• _Your goal_: Retype all of the entries word for word.

=== Data extract ===

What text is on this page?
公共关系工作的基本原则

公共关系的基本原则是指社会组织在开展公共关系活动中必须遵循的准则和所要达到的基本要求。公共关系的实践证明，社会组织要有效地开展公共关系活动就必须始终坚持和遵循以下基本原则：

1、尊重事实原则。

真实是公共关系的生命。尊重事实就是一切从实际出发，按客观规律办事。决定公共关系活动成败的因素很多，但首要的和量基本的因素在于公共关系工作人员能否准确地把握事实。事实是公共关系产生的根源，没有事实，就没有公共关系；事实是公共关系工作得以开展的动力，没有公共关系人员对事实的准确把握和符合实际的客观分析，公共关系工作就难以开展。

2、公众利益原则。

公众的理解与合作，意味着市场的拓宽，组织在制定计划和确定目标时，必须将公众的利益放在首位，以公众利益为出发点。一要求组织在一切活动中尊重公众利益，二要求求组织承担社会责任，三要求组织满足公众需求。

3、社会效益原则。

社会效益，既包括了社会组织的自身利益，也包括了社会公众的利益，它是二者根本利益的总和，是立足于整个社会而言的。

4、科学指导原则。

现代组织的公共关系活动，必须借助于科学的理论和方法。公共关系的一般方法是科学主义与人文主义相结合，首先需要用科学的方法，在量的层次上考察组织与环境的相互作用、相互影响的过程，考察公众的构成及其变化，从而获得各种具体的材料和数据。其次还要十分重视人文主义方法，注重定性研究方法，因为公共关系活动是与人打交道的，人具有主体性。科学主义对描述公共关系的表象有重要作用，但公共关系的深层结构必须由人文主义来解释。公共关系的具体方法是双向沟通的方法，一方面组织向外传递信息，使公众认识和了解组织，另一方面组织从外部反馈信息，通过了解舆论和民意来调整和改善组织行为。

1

===

• _Solution for this task_:
What text is on this page?
公共关系工作的基本原则

公共关系的基本原则是指社会组织在开展公共关系活动中必须遵循的准则和所要达到的基本要求。公共关系的实践证明，社会组织要有效地开展公共关系活动就必须始终坚持和遵循以下基本原则：

1、尊重事实原则。

真实是公共关系的生命。尊重事实就是一切从实际出发，按客观规律办事。决定公共关系活动成败的因素很多，但首要的和量基本的因素在于公共关系工作人员能否准确地把握事实。事实是公共关系产生的根源，没有事实，就没有公共关系；事实是公共关系工作得以开展的动力，没有公共关系人员对事实的准确把握和符合实际的客观分析，公共关系工作就难以开展。

2、公众利益原则。

公众的理解与合作，意味着市场的拓宽，组织在制定计划和确定目标时，必须将公众的利益放在首位，以公众利益为出发点。一要求组织在一切活动中尊重公众利益，二要求求组织承担社会责任，三要求组织满足公众需求。

3、社会效益原则。

社会效益，既包括了社会组织的自身利益，也包括了社会公众的利益，它是二者根本利益的总和，是立足于整个社会而言的。

4、科学指导原则。

现代组织的公共关系活动，必须借助于科学的理论和方法。公共关系的一般方法是科学主义与人文主义相结合，首先需要用科学的方法，在量的层次上考察组织与环境的相互作用、相互影响的过程，考察公众的构成及其变化，从而获得各种具体的材料和数据。其次还要十分重视人文主义方法，注重定性研究方法，因为公共关系活动是与人打交道的，人具有主体性。科学主义对描述公共关系的表象有重要作用，但公共关系的深层结构必须由人文主义来解释。公共关系的具体方法是双向沟通的方法，一方面组织向外传递信息，使公众认识和了解组织，另一方面组织从外部反馈信息，通过了解舆论和民意来调整和改善组织行为。

1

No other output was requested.